§ Items
* * * * *

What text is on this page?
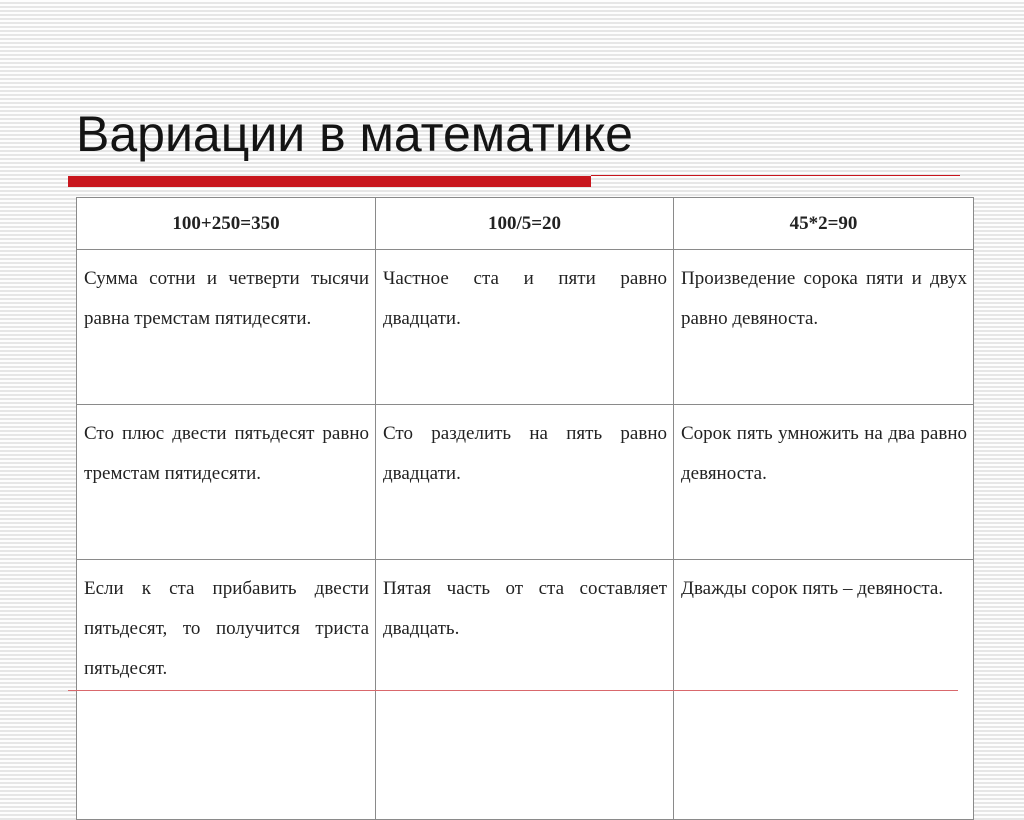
Вариации в математике
100+250=350	100/5=20	45*2=90
Сумма сотни и четверти тысячи равна тремстам пятидесяти.	Частное ста и пяти равно двадцати.	Произведение сорока пяти и двух равно девяноста.
Сто плюс двести пятьдесят равно тремстам пятидесяти.	Сто разделить на пять равно двадцати.	Сорок пять умножить на два равно девяноста.
Если к ста прибавить двести пятьдесят, то получится триста пятьдесят.	Пятая часть от ста составляет двадцать.	Дважды сорок пять – девяноста.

* * * * *

§ The problem
Track down all lines above with the string "пятидесяти" and copy them.

§ Solution
Сумма сотни и четверти тысячи равна тремстам пятидесяти.	Частное ста и пяти равно двадцати.	Произведение сорока пяти и двух равно девяноста.
Сто плюс двести пятьдесят равно тремстам пятидесяти.	Сто разделить на пять равно двадцати.	Сорок пять умножить на два равно девяноста.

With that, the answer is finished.